EXERCISE GOAL »
Return each line that holds the word "Cost".

+++ SUPPLIED RECORDS +++

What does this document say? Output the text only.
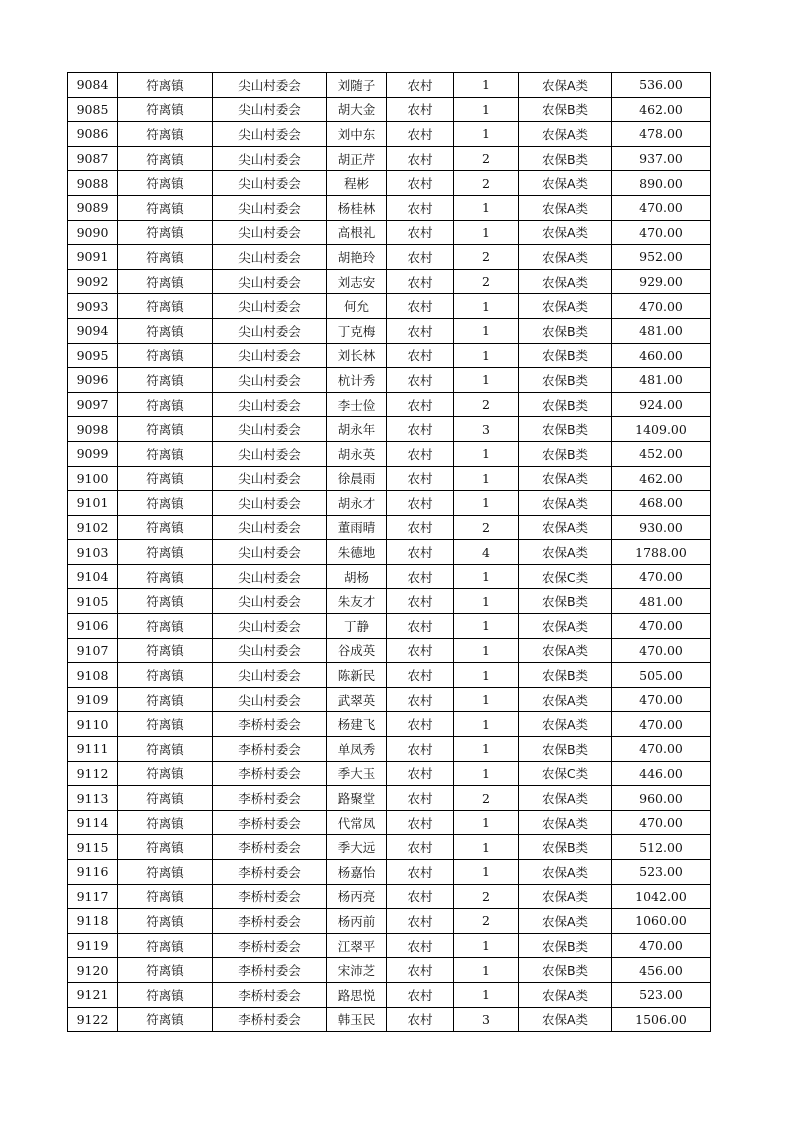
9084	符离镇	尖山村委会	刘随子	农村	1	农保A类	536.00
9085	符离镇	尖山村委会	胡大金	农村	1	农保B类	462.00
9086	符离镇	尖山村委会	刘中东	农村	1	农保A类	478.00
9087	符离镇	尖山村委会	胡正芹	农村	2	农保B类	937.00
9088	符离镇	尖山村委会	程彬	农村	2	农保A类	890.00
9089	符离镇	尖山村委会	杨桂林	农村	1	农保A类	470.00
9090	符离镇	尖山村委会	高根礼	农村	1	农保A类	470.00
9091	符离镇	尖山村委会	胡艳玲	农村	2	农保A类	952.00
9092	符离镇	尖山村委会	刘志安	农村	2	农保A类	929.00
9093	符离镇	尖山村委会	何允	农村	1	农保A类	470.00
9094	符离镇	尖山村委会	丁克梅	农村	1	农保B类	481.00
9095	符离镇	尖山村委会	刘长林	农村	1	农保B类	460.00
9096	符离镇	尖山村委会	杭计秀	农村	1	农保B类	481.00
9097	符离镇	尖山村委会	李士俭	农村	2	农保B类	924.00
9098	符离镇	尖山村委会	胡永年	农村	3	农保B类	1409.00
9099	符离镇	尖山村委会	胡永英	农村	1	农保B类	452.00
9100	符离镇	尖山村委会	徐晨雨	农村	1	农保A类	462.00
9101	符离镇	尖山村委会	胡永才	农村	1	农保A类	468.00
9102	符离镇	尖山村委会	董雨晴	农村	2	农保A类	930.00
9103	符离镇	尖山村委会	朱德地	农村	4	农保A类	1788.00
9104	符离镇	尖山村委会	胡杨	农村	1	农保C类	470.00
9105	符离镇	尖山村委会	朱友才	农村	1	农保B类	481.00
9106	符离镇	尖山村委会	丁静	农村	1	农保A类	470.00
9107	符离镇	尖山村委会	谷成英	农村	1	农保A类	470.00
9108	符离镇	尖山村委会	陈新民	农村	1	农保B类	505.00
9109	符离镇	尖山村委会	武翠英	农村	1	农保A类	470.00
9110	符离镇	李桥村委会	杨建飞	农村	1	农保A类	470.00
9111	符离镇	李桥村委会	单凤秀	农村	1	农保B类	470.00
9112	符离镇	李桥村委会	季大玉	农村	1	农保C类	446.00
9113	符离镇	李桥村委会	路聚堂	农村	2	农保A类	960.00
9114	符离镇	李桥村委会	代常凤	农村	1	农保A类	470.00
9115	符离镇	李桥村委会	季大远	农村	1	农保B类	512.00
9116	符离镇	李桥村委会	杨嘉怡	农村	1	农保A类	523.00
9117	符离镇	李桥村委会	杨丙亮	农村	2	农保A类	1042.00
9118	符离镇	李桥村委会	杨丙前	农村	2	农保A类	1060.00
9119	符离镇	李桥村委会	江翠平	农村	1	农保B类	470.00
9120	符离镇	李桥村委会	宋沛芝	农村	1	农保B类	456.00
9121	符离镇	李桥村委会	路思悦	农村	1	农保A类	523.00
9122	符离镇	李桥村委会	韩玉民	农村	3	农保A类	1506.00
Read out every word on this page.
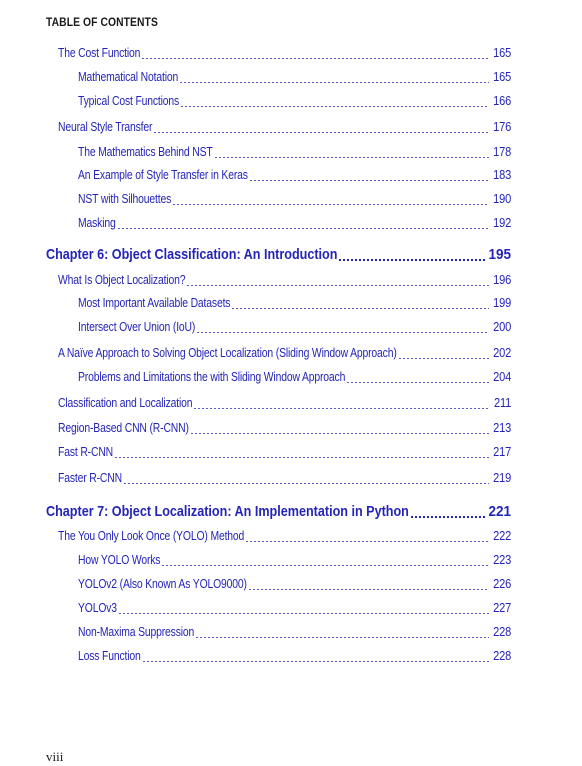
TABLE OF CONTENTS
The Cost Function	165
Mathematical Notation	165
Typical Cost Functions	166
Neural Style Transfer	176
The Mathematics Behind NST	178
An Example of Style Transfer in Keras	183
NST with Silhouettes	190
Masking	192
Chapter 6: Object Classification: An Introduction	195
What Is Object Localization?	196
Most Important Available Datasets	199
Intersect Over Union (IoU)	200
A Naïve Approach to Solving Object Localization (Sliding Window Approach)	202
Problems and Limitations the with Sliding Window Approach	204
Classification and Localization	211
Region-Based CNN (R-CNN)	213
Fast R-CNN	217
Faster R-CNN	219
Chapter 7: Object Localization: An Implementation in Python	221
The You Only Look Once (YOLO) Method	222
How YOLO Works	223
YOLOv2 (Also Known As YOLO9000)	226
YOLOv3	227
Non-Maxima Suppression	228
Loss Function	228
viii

+++

EXPECTED ANSWER »
The Cost Function	165
Typical Cost Functions	166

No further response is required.